▸ **Raw records**
▼

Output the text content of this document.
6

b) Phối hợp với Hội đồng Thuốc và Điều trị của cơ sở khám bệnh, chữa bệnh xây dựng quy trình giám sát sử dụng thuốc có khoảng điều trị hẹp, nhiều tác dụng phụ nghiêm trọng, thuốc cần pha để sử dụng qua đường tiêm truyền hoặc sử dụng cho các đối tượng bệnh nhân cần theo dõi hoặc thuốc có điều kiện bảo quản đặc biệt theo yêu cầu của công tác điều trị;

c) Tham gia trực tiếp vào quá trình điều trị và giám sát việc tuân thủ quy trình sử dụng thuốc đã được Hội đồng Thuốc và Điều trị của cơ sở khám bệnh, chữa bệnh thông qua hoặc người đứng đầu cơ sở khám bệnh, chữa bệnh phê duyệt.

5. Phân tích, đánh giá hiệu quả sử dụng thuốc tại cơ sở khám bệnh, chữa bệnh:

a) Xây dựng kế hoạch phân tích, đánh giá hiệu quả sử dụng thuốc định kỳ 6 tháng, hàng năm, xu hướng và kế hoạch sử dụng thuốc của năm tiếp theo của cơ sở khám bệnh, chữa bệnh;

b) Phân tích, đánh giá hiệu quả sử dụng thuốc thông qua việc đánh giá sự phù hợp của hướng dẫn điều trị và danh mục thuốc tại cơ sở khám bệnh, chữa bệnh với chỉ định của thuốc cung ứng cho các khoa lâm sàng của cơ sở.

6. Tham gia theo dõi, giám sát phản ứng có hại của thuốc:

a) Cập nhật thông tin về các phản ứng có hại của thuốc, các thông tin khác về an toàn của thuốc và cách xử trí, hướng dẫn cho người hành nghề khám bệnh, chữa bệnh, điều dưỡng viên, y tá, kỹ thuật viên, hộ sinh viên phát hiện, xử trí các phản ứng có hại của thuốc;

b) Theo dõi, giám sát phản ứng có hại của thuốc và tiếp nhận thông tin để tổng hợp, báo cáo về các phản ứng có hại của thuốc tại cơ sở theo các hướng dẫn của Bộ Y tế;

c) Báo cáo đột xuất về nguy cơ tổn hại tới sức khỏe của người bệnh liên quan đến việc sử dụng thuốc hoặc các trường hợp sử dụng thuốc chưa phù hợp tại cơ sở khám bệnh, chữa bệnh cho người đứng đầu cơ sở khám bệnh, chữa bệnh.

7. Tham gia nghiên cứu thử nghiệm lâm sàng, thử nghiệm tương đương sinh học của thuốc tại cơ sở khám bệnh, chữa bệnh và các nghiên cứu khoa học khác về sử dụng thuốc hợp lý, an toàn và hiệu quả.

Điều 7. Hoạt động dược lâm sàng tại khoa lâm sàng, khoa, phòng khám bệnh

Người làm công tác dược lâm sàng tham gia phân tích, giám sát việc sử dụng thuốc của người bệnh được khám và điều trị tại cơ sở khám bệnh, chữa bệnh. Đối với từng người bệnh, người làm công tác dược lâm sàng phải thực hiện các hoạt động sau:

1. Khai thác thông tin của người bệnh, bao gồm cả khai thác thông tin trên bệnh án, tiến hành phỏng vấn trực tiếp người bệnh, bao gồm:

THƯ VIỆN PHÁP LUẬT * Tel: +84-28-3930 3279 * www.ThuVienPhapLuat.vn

▲

▸ **Work to be completed**
Copy the material above verbatim.

▸ **Written response**
Output the text content of this document.
6

b) Phối hợp với Hội đồng Thuốc và Điều trị của cơ sở khám bệnh, chữa bệnh xây dựng quy trình giám sát sử dụng thuốc có khoảng điều trị hẹp, nhiều tác dụng phụ nghiêm trọng, thuốc cần pha để sử dụng qua đường tiêm truyền hoặc sử dụng cho các đối tượng bệnh nhân cần theo dõi hoặc thuốc có điều kiện bảo quản đặc biệt theo yêu cầu của công tác điều trị;

c) Tham gia trực tiếp vào quá trình điều trị và giám sát việc tuân thủ quy trình sử dụng thuốc đã được Hội đồng Thuốc và Điều trị của cơ sở khám bệnh, chữa bệnh thông qua hoặc người đứng đầu cơ sở khám bệnh, chữa bệnh phê duyệt.

5. Phân tích, đánh giá hiệu quả sử dụng thuốc tại cơ sở khám bệnh, chữa bệnh:

a) Xây dựng kế hoạch phân tích, đánh giá hiệu quả sử dụng thuốc định kỳ 6 tháng, hàng năm, xu hướng và kế hoạch sử dụng thuốc của năm tiếp theo của cơ sở khám bệnh, chữa bệnh;

b) Phân tích, đánh giá hiệu quả sử dụng thuốc thông qua việc đánh giá sự phù hợp của hướng dẫn điều trị và danh mục thuốc tại cơ sở khám bệnh, chữa bệnh với chỉ định của thuốc cung ứng cho các khoa lâm sàng của cơ sở.

6. Tham gia theo dõi, giám sát phản ứng có hại của thuốc:

a) Cập nhật thông tin về các phản ứng có hại của thuốc, các thông tin khác về an toàn của thuốc và cách xử trí, hướng dẫn cho người hành nghề khám bệnh, chữa bệnh, điều dưỡng viên, y tá, kỹ thuật viên, hộ sinh viên phát hiện, xử trí các phản ứng có hại của thuốc;

b) Theo dõi, giám sát phản ứng có hại của thuốc và tiếp nhận thông tin để tổng hợp, báo cáo về các phản ứng có hại của thuốc tại cơ sở theo các hướng dẫn của Bộ Y tế;

c) Báo cáo đột xuất về nguy cơ tổn hại tới sức khỏe của người bệnh liên quan đến việc sử dụng thuốc hoặc các trường hợp sử dụng thuốc chưa phù hợp tại cơ sở khám bệnh, chữa bệnh cho người đứng đầu cơ sở khám bệnh, chữa bệnh.

7. Tham gia nghiên cứu thử nghiệm lâm sàng, thử nghiệm tương đương sinh học của thuốc tại cơ sở khám bệnh, chữa bệnh và các nghiên cứu khoa học khác về sử dụng thuốc hợp lý, an toàn và hiệu quả.

Điều 7. Hoạt động dược lâm sàng tại khoa lâm sàng, khoa, phòng khám bệnh

Người làm công tác dược lâm sàng tham gia phân tích, giám sát việc sử dụng thuốc của người bệnh được khám và điều trị tại cơ sở khám bệnh, chữa bệnh. Đối với từng người bệnh, người làm công tác dược lâm sàng phải thực hiện các hoạt động sau:

1. Khai thác thông tin của người bệnh, bao gồm cả khai thác thông tin trên bệnh án, tiến hành phỏng vấn trực tiếp người bệnh, bao gồm:

THƯ VIỆN PHÁP LUẬT * Tel: +84-28-3930 3279 * www.ThuVienPhapLuat.vn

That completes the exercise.